--- DATASET RECORDS ---

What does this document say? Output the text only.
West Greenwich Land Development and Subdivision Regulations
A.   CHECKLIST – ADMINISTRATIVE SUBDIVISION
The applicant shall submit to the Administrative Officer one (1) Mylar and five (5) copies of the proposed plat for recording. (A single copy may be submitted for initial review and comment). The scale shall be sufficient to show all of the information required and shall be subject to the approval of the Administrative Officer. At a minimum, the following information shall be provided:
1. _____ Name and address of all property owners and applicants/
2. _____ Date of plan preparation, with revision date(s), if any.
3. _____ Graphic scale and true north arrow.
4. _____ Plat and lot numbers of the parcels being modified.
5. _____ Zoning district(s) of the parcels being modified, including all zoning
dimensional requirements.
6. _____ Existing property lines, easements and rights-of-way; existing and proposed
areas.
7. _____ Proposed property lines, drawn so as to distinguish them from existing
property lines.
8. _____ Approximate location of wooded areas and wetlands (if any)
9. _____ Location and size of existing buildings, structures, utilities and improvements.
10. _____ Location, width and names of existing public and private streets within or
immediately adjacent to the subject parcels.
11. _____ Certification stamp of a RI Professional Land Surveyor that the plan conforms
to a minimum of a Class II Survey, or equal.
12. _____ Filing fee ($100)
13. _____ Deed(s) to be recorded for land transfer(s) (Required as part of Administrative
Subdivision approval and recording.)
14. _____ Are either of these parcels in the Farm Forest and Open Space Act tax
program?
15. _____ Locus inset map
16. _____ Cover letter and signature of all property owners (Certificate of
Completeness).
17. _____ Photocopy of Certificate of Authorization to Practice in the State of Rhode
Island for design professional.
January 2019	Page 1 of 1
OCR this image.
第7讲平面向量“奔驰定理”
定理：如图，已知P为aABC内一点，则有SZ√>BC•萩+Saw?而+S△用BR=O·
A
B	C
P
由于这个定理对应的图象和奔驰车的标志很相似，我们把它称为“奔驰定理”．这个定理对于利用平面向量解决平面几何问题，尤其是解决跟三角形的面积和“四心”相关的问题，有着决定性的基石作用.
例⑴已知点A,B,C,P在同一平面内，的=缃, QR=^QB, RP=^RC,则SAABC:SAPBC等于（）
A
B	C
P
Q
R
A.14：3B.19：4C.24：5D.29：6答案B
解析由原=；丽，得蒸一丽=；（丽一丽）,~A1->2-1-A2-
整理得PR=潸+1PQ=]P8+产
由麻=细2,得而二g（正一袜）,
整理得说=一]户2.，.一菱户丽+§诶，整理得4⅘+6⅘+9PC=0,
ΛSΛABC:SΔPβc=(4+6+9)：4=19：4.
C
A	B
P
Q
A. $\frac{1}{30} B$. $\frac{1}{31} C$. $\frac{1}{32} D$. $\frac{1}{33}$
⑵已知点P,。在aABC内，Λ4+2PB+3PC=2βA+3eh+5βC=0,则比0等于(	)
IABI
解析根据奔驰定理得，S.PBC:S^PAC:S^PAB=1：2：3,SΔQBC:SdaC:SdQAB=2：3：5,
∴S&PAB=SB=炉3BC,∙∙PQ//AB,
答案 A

---

* WORK TO DO *
Locate the word "areas" in the entries, and copy every line where it is found.

* SOLUTION FOR THIS TASK *
areas.
8. _____ Approximate location of wooded areas and wetlands (if any)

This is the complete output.